*Required work*
Which lines of the records contain "object"? Collect every one of them.

--- start of Records ---

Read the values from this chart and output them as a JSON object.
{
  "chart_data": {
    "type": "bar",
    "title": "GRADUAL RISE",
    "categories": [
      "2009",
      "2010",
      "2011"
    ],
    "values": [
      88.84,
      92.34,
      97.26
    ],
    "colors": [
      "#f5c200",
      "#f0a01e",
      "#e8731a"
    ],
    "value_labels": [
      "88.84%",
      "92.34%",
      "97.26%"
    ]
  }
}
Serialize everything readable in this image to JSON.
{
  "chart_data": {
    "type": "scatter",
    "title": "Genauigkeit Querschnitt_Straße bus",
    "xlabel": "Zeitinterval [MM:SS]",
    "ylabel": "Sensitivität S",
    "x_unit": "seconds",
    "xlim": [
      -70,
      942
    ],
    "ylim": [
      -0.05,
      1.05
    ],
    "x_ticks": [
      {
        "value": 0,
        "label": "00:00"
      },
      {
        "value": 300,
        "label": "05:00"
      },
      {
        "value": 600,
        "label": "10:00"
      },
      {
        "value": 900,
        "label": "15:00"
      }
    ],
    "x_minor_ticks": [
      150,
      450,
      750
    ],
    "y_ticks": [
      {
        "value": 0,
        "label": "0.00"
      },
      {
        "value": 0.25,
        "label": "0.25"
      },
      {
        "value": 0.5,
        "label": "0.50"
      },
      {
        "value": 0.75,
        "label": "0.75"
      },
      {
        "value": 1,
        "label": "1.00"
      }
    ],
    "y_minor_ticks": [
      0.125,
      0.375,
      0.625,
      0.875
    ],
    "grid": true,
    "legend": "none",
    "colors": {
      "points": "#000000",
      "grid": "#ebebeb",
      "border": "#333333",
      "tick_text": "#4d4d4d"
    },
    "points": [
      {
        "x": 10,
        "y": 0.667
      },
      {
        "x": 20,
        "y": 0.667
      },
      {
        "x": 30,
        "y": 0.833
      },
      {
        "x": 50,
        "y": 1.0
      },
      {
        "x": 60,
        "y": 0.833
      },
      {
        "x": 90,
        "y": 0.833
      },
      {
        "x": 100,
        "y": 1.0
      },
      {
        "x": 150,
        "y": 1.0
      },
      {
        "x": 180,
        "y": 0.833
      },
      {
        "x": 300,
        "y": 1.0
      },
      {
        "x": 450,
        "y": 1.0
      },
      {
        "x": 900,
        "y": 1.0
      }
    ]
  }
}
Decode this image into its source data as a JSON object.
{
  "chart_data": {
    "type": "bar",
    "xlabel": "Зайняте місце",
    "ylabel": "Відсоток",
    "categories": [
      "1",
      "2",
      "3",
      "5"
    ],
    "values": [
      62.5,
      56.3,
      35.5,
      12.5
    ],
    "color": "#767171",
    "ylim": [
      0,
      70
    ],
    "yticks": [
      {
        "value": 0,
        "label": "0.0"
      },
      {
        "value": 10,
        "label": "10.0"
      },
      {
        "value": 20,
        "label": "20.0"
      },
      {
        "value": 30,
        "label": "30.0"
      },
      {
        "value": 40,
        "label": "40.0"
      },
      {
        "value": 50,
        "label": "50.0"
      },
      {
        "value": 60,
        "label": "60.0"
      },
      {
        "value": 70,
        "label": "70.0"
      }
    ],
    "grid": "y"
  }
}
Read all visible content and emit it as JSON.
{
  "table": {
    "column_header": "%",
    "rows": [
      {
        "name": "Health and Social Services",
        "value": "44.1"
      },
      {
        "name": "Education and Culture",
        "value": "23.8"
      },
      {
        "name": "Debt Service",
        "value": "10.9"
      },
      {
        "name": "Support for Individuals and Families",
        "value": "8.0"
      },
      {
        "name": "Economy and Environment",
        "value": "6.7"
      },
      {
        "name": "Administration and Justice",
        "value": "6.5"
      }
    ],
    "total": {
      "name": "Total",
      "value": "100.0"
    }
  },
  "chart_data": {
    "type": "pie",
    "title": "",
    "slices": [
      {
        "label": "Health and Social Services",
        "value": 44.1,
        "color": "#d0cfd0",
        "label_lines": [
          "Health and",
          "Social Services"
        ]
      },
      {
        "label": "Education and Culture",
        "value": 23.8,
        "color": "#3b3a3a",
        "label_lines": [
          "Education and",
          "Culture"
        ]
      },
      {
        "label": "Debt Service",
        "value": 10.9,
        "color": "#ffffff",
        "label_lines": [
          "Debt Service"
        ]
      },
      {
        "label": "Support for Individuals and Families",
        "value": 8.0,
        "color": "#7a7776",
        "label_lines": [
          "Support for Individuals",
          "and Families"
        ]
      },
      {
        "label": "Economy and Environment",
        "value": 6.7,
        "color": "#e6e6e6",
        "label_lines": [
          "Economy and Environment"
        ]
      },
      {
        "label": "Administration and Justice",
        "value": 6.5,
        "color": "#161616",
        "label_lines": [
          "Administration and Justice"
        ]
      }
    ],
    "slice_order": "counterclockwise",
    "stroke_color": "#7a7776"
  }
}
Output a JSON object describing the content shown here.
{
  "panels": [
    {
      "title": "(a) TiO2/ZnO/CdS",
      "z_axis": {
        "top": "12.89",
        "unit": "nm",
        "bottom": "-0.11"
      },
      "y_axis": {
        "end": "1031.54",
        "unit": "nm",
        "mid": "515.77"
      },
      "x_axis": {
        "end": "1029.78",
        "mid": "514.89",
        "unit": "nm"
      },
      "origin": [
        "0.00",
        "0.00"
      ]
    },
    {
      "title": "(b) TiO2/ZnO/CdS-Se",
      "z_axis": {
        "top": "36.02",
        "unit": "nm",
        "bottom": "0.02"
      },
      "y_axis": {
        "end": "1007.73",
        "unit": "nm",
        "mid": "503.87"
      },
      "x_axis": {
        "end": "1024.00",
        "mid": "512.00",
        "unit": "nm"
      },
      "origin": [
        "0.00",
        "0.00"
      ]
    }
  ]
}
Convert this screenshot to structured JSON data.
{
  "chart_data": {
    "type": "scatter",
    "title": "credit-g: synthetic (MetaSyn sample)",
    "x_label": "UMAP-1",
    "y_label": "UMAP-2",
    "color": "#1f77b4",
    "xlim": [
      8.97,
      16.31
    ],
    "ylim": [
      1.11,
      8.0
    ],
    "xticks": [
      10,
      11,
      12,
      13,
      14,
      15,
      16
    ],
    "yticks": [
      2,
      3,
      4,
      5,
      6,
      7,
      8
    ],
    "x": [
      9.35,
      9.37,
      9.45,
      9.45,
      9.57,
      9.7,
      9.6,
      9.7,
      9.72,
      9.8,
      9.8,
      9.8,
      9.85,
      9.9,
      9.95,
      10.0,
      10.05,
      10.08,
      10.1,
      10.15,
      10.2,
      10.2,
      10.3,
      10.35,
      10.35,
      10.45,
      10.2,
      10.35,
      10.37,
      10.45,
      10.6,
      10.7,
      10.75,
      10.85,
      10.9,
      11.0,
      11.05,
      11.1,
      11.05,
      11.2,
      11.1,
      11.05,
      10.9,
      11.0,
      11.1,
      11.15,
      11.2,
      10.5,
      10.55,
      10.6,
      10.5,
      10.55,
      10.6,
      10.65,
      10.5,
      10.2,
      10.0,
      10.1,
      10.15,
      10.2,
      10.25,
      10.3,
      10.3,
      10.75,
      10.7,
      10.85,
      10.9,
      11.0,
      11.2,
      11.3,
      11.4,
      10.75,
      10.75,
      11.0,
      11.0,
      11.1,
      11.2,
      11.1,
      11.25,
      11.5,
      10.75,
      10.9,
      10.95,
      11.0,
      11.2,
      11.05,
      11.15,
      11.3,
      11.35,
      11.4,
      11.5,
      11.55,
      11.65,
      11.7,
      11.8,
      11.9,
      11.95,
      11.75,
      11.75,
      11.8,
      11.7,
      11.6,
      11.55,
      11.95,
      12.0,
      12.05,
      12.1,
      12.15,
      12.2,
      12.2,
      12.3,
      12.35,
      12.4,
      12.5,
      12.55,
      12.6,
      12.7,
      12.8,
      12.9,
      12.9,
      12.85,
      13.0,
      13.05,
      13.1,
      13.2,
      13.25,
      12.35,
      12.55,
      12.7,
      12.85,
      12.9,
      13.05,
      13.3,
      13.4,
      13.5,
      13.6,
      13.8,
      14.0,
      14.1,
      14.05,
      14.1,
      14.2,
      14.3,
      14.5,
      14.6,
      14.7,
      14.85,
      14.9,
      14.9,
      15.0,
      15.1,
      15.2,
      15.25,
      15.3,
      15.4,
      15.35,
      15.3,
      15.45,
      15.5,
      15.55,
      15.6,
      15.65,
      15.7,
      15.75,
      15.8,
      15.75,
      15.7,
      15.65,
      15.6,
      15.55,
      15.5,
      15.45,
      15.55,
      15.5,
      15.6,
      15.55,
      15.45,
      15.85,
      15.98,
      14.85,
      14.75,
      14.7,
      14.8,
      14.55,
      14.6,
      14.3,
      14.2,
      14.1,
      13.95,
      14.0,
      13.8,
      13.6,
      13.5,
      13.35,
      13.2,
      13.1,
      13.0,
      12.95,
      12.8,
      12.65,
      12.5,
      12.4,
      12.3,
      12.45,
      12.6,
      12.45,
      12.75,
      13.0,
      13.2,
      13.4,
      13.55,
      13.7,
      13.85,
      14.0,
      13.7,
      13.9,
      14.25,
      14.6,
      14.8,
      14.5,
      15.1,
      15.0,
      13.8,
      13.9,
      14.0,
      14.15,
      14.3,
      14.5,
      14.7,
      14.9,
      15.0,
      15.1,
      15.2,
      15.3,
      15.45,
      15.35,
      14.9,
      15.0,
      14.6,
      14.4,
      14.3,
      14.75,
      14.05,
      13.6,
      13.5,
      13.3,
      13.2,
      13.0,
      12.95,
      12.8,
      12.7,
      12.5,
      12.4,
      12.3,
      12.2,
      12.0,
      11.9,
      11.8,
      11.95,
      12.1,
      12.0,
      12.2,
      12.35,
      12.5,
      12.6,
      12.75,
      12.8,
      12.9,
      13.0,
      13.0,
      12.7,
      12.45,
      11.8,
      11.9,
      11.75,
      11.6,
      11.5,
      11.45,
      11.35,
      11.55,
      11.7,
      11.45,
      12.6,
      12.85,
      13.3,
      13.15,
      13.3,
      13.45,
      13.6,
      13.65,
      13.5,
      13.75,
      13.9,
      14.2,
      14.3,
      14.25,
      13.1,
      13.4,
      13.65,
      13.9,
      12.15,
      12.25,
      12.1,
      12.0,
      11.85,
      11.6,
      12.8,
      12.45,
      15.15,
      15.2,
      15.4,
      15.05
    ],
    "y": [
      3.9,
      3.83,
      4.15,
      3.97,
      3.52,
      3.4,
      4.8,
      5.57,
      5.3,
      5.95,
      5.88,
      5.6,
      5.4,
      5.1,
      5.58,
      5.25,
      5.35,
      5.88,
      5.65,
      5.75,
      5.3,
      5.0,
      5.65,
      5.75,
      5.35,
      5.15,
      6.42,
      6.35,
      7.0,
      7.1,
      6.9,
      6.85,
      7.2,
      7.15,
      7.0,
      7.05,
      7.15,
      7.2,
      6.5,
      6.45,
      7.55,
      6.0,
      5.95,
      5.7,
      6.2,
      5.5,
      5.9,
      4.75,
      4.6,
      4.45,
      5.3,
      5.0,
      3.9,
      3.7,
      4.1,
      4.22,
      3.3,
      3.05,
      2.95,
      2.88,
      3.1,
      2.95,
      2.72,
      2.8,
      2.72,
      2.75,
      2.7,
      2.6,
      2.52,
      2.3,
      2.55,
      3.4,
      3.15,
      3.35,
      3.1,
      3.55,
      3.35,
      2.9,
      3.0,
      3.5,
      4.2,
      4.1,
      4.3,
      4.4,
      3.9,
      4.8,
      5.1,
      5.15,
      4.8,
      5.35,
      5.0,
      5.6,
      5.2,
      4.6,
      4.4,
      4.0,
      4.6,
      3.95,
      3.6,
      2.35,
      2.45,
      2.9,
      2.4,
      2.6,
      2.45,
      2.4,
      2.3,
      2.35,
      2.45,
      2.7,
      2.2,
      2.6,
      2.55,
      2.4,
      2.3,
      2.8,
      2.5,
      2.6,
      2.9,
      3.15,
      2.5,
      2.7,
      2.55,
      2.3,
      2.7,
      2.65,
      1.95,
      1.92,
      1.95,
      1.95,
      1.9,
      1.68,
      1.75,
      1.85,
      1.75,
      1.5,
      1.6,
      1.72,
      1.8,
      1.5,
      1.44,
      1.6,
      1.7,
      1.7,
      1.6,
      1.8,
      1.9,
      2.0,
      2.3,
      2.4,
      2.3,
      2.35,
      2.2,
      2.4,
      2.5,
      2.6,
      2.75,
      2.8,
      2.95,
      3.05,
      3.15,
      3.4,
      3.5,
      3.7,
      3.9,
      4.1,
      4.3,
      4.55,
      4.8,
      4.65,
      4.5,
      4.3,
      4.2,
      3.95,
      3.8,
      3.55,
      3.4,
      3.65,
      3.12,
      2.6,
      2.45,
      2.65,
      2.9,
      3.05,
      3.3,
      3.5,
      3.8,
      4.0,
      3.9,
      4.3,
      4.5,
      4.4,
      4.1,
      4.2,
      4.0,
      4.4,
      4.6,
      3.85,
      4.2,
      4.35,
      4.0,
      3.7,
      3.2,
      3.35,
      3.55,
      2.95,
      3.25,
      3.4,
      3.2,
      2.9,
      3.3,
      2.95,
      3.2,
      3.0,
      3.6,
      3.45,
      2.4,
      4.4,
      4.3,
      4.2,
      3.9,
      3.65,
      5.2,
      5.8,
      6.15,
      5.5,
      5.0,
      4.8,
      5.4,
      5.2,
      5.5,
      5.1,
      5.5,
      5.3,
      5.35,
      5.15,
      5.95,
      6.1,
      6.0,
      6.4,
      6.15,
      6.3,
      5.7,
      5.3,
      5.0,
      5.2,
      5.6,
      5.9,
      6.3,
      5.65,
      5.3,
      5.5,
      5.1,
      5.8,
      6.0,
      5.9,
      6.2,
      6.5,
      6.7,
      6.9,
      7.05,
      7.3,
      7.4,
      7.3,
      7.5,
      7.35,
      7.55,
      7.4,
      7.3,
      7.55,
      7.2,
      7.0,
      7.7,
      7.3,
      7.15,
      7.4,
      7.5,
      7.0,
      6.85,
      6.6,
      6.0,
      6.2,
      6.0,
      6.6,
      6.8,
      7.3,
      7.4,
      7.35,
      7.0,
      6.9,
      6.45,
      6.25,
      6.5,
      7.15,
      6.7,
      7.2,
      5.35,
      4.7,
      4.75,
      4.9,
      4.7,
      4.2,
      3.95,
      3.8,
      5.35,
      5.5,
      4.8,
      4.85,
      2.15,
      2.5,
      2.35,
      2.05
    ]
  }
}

--- end of Records ---

*Full response*
Read the values from this chart and output them as a JSON object.
Decode this image into its source data as a JSON object.
Output a JSON object describing the content shown here.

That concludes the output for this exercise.